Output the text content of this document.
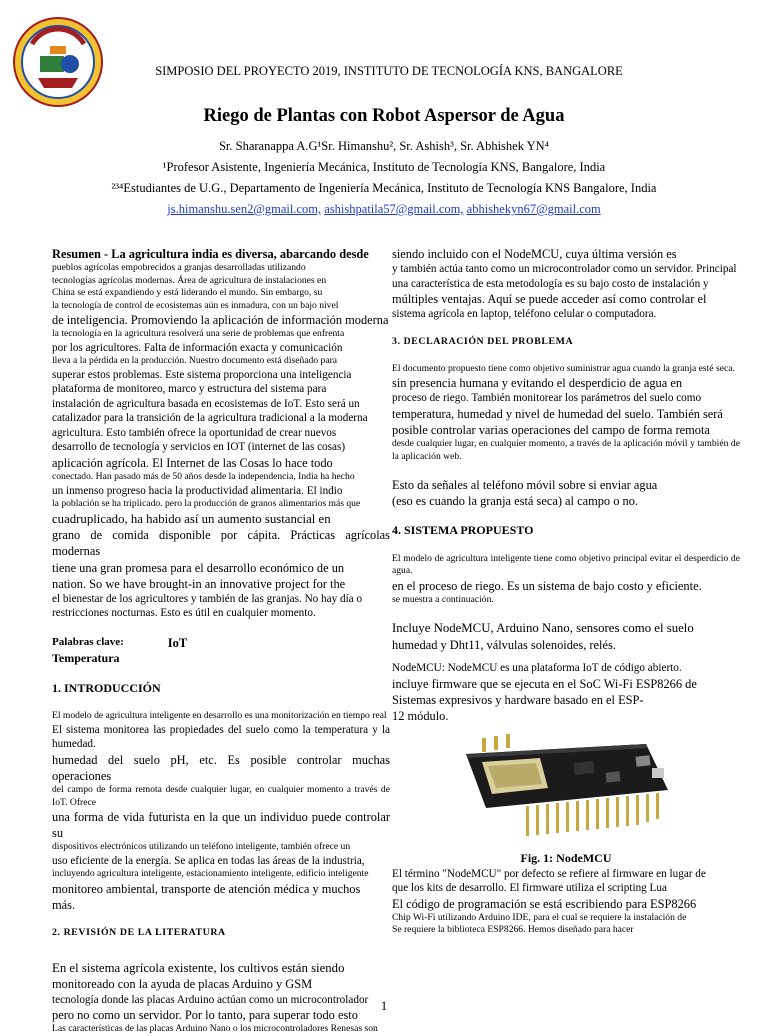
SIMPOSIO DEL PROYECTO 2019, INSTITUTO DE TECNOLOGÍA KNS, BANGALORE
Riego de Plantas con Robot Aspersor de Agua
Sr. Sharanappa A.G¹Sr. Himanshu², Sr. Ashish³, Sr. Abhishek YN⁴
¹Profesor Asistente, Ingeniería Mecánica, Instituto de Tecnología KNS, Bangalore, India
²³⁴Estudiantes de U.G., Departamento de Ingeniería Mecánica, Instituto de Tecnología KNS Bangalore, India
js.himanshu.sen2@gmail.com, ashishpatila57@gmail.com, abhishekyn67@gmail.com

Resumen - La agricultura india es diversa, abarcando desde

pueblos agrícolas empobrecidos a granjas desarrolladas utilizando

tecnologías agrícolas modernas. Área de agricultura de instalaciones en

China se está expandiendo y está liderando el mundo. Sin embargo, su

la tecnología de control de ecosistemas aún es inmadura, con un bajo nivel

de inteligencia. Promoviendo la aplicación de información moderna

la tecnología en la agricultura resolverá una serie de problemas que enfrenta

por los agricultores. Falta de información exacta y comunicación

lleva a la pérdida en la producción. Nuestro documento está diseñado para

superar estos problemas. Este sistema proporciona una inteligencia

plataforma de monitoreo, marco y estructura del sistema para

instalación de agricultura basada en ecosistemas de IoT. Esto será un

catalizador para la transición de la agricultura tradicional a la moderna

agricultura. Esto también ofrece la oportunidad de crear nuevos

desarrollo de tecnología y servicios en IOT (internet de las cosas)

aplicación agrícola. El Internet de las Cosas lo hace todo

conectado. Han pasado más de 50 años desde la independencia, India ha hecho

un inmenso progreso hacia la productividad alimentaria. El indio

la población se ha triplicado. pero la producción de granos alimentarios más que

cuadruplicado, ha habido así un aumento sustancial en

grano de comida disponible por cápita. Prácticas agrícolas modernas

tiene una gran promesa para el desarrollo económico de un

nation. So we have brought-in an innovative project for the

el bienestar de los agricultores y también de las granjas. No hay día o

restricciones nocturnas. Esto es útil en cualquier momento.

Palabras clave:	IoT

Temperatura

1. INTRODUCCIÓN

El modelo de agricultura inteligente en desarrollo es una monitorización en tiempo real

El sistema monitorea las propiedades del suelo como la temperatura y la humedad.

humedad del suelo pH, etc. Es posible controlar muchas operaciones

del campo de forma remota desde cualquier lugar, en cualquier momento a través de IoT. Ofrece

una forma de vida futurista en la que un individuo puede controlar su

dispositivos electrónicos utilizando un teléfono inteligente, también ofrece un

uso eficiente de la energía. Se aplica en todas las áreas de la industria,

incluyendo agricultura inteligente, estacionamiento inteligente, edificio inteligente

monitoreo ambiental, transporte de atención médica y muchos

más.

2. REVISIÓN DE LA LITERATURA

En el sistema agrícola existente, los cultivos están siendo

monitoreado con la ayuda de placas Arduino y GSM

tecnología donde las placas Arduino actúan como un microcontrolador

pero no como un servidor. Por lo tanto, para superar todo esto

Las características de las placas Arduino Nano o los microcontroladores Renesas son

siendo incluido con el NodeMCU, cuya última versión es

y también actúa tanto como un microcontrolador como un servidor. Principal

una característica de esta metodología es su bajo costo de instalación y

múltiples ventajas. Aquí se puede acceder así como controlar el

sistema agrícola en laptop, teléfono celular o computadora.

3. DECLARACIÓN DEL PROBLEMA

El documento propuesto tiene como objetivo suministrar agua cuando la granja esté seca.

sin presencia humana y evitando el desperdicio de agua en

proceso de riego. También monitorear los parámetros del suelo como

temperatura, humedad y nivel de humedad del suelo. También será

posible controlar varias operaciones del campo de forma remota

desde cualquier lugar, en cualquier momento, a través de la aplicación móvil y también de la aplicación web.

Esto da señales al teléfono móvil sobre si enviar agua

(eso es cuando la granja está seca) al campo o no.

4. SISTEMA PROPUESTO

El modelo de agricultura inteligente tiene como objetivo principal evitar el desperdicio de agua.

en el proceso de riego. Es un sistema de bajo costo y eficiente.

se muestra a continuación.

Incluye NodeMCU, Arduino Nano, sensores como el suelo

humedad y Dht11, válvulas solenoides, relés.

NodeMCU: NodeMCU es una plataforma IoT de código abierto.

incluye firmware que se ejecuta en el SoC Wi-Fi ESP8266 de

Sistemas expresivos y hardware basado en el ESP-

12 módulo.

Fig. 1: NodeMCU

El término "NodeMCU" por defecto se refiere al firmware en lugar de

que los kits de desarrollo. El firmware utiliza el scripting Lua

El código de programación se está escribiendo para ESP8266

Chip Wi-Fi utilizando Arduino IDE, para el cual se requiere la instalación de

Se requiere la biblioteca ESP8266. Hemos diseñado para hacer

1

····················

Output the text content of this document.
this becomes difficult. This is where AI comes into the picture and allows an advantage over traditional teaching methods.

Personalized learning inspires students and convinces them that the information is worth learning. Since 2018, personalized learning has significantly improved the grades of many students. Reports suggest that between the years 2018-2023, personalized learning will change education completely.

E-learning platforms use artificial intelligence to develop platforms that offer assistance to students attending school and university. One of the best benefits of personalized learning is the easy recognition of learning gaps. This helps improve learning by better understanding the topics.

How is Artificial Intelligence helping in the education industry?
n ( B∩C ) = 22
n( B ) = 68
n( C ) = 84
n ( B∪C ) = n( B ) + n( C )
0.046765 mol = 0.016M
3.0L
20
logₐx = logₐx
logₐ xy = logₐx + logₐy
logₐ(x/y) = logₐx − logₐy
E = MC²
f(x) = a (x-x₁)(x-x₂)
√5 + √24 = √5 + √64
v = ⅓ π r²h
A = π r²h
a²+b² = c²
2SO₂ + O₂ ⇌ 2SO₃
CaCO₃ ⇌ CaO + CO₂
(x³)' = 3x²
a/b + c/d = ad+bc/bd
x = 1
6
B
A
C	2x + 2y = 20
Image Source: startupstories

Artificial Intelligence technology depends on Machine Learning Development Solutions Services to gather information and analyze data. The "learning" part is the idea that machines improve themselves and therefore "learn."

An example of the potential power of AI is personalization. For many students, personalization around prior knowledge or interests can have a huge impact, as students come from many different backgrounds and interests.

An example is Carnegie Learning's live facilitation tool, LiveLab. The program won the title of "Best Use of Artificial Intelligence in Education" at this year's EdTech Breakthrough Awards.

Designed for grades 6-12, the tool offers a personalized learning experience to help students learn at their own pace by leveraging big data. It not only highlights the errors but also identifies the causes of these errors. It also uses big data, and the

····················

• _What needs to be done_: Using the material above, gather every line that includes "seca".

• _Final result_:
El documento propuesto tiene como objetivo suministrar agua cuando la granja esté seca.
(eso es cuando la granja está seca) al campo o no.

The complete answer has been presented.